• **WRITTEN PROBLEM**:
Work through the data below line by line and say how many lines hold "malignant"; give only the number.

— Begin —

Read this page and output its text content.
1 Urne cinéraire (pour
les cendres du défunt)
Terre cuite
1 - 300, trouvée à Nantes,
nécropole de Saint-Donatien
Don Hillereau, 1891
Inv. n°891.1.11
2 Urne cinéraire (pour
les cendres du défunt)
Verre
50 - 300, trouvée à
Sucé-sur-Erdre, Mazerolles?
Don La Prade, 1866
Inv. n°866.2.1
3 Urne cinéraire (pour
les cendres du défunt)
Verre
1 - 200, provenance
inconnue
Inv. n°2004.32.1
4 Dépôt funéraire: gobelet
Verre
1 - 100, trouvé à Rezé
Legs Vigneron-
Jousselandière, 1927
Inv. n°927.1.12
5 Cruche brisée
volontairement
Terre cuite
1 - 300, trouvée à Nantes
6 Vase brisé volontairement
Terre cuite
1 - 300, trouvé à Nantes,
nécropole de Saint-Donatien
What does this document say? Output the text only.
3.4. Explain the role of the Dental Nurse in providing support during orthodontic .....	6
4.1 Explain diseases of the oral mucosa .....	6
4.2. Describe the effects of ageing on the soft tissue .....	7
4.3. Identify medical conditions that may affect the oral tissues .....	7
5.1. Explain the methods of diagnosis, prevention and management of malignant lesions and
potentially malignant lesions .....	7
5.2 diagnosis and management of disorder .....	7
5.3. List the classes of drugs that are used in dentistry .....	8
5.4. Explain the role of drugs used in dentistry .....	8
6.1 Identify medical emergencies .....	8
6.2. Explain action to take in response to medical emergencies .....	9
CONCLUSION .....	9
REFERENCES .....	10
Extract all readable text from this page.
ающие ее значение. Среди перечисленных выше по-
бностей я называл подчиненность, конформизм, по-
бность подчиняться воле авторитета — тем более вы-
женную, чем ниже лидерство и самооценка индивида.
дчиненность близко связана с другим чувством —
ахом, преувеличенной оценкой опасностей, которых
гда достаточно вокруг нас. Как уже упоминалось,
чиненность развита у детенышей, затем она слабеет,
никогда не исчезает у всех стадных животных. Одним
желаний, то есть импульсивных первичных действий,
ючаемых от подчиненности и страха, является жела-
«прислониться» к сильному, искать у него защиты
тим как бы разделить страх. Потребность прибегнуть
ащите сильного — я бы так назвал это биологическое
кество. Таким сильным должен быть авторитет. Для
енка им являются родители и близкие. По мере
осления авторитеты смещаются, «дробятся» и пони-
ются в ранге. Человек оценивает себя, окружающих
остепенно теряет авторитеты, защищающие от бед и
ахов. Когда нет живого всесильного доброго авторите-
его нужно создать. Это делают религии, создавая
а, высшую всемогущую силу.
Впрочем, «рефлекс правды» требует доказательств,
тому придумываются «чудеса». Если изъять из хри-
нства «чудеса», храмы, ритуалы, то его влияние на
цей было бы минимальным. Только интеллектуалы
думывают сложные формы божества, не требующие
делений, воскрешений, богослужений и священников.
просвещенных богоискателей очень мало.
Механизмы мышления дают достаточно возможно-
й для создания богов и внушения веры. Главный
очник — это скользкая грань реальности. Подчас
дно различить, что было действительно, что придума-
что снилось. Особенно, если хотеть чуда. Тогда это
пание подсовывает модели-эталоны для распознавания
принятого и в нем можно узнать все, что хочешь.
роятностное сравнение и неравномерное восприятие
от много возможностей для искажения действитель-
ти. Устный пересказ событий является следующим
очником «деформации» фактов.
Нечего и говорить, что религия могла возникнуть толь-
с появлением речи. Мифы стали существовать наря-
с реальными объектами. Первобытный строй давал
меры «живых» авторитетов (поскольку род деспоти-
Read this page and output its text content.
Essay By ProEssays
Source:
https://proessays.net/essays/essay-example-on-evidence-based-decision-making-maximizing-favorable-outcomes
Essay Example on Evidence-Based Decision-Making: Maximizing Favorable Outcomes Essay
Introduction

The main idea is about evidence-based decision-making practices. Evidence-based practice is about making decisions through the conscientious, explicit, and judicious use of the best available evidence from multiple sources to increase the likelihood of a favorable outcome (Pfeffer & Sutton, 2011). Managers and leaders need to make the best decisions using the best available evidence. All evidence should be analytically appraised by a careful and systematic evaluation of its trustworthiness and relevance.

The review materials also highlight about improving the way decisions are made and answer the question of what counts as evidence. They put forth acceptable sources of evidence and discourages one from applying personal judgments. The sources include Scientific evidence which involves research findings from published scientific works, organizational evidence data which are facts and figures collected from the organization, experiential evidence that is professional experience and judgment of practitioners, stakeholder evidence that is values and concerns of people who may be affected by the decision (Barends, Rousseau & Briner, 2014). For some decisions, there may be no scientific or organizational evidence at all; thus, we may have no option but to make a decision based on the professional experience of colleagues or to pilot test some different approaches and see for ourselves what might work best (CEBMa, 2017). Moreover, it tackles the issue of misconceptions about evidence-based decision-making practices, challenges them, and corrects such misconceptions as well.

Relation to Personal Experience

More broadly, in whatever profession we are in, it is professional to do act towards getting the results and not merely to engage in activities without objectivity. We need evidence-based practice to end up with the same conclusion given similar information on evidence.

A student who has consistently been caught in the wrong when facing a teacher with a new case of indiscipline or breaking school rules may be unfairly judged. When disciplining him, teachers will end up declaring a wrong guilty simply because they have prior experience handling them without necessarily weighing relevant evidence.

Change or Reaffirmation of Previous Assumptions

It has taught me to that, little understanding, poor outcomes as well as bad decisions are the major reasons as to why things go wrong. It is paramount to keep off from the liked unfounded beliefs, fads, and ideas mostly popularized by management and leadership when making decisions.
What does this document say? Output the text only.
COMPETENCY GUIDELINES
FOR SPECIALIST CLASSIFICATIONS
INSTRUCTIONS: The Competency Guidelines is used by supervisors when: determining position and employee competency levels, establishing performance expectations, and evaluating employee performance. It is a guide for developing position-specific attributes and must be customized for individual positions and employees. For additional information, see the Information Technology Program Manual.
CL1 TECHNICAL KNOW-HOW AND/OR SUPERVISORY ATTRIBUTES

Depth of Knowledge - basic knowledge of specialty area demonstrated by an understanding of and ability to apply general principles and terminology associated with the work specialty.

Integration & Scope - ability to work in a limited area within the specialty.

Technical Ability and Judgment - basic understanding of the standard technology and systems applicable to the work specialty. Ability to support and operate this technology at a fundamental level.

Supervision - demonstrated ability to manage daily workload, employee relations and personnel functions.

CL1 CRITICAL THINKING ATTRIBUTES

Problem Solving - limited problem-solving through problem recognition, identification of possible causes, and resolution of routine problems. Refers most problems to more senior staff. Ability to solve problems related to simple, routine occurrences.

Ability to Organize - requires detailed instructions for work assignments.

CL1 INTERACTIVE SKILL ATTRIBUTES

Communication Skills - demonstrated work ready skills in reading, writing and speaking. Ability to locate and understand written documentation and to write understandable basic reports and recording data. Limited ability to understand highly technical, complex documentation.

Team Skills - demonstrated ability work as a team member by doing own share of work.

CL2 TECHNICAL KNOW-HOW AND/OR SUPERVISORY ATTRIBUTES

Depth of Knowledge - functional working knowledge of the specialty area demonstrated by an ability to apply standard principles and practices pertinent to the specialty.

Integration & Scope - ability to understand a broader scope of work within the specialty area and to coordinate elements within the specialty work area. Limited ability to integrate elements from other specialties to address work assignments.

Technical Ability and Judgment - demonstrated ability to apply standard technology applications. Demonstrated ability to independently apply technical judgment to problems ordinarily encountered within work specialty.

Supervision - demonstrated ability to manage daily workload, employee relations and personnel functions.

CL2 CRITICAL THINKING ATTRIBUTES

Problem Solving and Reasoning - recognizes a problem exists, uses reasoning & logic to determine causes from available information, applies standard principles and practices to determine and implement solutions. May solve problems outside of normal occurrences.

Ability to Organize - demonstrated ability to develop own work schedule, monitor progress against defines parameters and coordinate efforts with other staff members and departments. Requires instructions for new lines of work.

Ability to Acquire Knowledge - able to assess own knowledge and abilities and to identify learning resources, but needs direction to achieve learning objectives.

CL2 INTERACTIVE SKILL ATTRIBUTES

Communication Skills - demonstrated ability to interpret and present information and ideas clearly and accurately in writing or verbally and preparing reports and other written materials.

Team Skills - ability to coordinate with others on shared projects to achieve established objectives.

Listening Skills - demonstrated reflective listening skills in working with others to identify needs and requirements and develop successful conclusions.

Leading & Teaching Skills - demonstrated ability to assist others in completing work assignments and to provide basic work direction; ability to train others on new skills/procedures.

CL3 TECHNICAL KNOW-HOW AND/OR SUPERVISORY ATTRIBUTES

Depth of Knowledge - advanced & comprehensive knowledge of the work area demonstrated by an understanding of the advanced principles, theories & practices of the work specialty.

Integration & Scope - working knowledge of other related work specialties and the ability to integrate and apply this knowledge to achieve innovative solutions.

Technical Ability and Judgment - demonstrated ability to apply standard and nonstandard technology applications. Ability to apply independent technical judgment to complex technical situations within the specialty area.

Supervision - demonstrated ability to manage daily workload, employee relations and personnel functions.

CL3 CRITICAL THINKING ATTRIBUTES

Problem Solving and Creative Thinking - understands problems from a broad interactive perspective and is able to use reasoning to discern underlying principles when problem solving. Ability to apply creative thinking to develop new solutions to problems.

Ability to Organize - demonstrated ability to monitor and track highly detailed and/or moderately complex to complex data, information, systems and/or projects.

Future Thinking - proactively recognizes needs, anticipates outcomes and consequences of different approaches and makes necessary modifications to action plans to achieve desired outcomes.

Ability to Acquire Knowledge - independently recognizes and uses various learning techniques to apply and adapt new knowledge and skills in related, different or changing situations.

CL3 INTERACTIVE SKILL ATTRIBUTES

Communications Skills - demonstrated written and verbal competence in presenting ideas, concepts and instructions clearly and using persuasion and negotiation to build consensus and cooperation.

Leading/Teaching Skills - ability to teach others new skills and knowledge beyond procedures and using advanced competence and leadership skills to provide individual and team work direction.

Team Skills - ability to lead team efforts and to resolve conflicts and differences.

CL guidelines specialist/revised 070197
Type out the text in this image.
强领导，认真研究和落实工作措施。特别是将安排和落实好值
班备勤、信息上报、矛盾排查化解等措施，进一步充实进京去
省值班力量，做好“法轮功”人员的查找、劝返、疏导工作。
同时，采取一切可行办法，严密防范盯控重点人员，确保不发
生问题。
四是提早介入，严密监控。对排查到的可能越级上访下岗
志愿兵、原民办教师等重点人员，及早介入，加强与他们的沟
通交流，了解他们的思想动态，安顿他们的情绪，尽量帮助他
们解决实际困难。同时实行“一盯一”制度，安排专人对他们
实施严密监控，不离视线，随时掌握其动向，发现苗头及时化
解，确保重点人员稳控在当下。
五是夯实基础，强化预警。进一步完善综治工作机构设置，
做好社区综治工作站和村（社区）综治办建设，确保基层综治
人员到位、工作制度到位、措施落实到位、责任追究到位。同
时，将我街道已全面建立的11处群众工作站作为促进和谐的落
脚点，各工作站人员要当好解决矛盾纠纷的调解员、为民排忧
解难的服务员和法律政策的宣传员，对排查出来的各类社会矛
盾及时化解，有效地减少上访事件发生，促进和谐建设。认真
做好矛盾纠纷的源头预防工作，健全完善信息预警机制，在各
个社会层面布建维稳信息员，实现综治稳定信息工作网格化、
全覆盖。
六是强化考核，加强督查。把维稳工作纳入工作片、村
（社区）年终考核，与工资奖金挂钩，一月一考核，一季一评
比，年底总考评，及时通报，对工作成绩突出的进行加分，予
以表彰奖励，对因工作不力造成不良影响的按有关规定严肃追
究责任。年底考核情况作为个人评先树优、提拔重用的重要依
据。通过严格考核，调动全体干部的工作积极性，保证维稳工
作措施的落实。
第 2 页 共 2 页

— End —

• **COMPLETE OUTPUT**:
2